▶ DATA FOR THIS EXERCISE
____

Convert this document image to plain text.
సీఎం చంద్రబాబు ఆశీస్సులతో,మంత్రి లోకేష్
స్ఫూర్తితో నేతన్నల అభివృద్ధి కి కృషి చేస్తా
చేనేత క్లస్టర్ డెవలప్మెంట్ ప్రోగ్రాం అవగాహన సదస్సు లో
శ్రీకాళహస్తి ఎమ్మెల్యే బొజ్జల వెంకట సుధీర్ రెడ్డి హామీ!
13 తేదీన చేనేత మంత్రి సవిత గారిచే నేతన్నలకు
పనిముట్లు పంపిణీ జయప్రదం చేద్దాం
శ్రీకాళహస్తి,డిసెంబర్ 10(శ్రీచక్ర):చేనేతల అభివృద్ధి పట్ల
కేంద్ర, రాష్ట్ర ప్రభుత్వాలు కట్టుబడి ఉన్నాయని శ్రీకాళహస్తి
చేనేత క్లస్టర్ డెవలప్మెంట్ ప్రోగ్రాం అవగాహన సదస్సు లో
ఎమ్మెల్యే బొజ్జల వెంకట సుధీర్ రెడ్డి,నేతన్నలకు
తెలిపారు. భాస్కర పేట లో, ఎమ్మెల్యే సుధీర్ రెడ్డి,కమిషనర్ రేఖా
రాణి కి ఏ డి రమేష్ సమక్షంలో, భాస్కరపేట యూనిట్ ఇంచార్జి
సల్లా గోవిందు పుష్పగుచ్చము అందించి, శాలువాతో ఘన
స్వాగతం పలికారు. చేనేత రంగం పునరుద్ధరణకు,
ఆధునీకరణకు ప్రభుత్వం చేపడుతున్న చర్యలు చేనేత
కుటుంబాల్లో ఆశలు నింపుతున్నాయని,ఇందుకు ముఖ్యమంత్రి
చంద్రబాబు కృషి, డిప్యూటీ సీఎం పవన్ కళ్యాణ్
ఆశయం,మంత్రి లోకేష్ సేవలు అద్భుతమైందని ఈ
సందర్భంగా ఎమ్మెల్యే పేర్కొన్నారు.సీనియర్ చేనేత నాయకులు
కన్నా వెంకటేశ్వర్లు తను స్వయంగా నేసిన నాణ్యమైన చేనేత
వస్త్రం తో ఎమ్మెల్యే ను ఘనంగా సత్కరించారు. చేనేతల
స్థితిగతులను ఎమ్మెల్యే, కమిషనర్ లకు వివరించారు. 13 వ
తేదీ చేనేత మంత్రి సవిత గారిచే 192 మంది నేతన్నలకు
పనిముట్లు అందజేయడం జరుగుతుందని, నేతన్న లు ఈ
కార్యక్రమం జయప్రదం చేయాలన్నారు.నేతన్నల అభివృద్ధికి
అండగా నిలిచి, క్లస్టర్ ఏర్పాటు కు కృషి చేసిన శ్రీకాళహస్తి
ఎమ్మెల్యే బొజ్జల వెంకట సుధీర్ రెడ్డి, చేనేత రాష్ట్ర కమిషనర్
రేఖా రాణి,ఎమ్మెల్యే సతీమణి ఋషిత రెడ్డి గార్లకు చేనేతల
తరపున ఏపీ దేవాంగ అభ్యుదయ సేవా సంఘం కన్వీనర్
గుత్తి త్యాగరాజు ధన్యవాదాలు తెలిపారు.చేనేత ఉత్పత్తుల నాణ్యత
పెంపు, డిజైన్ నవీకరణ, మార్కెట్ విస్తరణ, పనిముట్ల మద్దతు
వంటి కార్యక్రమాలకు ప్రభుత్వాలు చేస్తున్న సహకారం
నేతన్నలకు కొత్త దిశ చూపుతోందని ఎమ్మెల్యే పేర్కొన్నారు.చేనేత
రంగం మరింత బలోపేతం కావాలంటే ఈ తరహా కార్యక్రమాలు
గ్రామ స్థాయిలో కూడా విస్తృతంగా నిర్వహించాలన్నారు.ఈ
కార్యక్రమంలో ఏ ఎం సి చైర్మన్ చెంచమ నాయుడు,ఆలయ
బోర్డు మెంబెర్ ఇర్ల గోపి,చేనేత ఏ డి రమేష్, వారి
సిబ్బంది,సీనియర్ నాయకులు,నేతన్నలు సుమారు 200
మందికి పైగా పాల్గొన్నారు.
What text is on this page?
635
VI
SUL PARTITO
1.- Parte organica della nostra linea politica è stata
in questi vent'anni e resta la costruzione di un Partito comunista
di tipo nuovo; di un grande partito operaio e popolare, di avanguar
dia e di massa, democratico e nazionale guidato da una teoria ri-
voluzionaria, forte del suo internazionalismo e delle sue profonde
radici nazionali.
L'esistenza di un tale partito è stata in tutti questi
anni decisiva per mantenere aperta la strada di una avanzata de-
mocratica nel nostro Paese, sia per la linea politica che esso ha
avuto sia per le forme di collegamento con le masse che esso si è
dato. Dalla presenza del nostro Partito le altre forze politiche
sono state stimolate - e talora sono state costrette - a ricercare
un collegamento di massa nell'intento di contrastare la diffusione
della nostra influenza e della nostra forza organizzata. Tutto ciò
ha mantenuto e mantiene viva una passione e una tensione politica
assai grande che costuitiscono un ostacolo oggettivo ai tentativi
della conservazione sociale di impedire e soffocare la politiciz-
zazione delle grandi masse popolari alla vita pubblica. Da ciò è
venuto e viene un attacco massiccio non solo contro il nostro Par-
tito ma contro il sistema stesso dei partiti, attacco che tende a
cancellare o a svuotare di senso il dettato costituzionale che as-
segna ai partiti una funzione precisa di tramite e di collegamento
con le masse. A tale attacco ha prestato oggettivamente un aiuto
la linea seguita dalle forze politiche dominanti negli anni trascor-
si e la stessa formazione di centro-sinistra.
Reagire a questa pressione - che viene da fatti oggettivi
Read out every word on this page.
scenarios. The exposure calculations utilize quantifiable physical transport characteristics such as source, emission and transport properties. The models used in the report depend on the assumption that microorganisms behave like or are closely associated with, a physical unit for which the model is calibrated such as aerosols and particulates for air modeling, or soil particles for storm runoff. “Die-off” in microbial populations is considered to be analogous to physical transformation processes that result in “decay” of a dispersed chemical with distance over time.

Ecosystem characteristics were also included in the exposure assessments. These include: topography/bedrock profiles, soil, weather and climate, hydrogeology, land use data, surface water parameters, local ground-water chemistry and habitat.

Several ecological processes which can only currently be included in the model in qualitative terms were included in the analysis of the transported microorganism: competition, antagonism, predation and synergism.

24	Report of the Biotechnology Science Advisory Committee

____

▶ DO THIS
Work out how many lines in the records above contain the word "partiti", and reply with that number alone.

▶ REPLY
2